> **What needs to be done**: Return the lines below that carry the word "values".

> **Stored data**:
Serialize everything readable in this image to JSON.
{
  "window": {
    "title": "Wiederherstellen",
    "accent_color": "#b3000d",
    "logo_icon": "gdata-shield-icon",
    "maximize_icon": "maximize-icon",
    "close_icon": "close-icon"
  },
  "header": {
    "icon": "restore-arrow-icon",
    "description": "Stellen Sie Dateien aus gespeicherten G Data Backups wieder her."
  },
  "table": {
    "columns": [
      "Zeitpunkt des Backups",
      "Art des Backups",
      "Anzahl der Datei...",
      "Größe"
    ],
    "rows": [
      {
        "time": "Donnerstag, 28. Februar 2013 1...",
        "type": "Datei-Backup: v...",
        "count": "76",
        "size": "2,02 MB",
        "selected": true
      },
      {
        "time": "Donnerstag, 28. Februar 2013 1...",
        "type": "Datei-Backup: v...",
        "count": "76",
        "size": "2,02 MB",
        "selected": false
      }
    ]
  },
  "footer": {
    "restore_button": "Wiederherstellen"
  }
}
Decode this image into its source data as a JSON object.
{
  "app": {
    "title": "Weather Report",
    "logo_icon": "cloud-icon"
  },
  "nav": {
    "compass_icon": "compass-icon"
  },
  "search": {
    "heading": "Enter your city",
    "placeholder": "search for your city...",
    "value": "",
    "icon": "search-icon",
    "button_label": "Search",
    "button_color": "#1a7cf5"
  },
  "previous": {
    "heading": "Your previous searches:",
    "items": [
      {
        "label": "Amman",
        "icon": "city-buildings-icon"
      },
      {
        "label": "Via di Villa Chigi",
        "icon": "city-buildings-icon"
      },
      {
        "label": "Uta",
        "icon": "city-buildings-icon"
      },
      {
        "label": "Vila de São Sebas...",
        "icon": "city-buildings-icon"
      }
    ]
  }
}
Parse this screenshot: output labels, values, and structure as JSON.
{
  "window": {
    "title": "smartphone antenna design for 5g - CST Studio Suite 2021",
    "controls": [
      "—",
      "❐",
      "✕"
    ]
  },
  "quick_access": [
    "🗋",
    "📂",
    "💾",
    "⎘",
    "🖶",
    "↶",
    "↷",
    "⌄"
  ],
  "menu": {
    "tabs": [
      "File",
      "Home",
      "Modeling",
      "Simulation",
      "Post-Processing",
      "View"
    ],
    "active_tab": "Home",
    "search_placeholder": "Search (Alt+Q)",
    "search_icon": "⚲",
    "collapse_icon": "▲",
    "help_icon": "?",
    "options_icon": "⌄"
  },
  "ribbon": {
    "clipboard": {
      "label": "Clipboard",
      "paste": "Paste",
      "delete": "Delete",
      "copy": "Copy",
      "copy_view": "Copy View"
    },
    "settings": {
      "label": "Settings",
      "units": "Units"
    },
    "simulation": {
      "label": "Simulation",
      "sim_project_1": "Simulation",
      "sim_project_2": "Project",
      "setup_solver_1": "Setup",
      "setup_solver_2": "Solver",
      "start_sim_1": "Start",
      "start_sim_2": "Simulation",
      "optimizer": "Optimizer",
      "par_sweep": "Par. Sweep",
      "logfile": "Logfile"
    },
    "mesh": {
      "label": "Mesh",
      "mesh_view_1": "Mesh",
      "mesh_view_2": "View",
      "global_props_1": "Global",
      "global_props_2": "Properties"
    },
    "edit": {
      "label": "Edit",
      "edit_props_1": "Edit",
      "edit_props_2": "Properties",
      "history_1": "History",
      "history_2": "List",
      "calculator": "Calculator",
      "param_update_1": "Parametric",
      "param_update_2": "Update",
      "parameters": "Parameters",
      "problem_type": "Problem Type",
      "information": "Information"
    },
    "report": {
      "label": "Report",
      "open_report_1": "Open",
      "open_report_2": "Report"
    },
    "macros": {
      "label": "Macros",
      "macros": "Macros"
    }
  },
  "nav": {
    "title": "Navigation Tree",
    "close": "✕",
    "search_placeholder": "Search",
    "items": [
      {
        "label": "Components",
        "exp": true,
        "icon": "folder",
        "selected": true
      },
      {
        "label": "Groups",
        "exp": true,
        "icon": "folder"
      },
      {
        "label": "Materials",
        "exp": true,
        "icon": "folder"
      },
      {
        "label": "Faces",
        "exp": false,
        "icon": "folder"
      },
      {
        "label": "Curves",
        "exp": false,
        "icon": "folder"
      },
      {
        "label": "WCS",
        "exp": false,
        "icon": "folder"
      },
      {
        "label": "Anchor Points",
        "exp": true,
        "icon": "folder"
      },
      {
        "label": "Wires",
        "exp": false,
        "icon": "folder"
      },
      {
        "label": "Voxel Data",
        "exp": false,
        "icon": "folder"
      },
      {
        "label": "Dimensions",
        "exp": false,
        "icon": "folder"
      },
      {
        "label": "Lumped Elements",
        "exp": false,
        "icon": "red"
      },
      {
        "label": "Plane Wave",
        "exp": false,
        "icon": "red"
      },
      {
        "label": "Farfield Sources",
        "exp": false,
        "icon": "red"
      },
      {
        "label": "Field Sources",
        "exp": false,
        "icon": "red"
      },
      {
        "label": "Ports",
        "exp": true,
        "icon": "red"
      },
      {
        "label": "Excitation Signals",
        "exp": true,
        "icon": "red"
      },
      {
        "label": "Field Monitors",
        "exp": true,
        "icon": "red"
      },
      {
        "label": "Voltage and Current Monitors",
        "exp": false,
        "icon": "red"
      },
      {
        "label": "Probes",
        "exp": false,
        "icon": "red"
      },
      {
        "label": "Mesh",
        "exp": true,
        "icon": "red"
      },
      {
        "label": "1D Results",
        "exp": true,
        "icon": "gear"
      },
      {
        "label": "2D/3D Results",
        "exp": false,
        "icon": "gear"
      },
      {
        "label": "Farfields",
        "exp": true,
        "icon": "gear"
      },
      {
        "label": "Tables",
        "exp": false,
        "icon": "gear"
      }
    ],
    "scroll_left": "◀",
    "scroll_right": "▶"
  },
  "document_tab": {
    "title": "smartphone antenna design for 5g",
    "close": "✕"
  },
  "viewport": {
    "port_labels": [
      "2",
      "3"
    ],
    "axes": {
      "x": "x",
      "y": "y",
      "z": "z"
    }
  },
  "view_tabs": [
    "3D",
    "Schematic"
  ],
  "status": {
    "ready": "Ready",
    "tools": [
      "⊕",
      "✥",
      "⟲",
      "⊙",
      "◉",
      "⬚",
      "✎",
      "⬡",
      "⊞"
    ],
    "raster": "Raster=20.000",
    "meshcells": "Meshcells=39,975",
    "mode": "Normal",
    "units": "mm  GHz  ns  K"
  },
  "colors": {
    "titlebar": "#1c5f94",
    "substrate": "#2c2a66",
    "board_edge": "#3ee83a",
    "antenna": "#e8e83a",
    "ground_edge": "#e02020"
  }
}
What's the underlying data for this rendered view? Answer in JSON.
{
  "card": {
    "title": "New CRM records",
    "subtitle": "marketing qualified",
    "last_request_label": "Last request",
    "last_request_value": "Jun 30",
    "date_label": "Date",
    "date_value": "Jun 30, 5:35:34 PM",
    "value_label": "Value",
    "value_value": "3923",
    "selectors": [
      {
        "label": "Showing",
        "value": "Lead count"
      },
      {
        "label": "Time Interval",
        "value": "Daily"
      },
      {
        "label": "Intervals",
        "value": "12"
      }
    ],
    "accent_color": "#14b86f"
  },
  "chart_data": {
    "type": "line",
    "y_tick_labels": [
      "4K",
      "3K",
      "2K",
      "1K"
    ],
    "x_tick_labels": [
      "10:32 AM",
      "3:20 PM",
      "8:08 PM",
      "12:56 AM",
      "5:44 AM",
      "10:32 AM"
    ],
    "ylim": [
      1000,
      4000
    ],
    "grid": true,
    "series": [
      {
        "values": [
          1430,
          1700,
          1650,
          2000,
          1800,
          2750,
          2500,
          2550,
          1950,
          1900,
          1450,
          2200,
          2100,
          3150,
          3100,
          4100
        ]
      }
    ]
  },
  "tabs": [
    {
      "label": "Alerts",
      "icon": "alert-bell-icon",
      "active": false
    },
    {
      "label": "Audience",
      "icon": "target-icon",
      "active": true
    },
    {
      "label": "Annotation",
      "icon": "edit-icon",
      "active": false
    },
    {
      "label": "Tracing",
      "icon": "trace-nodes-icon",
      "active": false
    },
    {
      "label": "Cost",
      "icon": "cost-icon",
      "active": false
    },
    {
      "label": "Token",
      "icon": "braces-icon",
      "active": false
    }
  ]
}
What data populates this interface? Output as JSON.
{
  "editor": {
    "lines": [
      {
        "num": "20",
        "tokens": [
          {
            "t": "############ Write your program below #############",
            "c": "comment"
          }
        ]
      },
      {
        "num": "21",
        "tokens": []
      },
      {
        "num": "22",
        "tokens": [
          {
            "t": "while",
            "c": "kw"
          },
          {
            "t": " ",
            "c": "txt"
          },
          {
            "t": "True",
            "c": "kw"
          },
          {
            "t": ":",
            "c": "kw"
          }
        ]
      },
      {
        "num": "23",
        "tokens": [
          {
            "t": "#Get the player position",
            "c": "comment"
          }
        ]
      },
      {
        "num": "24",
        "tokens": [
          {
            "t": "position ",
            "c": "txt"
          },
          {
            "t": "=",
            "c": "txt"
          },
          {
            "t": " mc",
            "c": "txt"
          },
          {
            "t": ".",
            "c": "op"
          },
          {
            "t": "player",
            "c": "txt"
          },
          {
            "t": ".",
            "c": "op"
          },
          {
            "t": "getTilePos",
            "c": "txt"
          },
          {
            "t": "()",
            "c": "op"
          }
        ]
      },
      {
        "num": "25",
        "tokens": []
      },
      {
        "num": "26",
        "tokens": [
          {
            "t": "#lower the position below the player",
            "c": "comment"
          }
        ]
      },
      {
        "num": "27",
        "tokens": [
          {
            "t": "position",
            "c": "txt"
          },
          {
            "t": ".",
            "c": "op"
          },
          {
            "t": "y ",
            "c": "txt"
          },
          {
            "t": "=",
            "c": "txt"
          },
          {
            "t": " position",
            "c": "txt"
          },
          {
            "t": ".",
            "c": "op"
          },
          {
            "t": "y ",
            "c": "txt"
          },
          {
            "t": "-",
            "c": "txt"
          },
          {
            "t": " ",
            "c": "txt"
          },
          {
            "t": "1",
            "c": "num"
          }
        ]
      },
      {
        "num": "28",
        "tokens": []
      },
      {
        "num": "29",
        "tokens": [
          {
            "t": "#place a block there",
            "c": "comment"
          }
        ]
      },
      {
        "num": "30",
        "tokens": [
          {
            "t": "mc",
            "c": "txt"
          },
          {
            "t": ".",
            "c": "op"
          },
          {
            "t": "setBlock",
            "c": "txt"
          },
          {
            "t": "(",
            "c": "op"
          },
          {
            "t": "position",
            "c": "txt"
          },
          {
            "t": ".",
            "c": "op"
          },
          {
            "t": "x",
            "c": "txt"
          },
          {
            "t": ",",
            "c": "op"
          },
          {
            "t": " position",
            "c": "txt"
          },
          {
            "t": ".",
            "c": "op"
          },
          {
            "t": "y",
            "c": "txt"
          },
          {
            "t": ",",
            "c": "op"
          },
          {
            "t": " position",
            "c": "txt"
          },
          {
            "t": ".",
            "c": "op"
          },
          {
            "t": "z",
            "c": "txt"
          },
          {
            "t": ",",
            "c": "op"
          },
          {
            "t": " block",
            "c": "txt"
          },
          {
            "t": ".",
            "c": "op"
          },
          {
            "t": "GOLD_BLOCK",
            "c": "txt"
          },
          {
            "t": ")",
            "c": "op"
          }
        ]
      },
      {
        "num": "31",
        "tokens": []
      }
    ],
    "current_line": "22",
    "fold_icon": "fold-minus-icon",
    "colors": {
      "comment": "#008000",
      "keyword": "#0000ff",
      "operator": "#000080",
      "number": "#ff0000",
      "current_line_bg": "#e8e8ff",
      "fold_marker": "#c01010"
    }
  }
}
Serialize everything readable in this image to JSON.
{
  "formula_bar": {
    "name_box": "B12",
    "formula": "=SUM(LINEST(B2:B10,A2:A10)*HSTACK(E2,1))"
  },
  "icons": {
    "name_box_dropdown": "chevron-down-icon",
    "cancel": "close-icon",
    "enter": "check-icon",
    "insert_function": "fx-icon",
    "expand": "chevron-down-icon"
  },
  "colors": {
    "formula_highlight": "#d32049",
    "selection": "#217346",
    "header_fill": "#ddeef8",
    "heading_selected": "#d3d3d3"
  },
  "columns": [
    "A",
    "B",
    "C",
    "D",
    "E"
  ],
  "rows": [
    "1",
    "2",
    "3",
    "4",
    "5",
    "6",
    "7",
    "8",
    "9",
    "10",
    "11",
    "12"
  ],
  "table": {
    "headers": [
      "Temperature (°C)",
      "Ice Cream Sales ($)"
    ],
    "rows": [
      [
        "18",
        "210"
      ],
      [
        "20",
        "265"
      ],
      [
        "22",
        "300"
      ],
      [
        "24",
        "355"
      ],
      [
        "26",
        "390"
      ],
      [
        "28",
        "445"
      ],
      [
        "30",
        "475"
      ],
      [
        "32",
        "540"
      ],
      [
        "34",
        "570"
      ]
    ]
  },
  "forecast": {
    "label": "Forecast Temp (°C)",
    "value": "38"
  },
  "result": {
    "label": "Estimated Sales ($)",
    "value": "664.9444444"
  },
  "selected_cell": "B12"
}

> **The completed task**:
Parse this screenshot: output labels, values, and structure as JSON.
        "values": [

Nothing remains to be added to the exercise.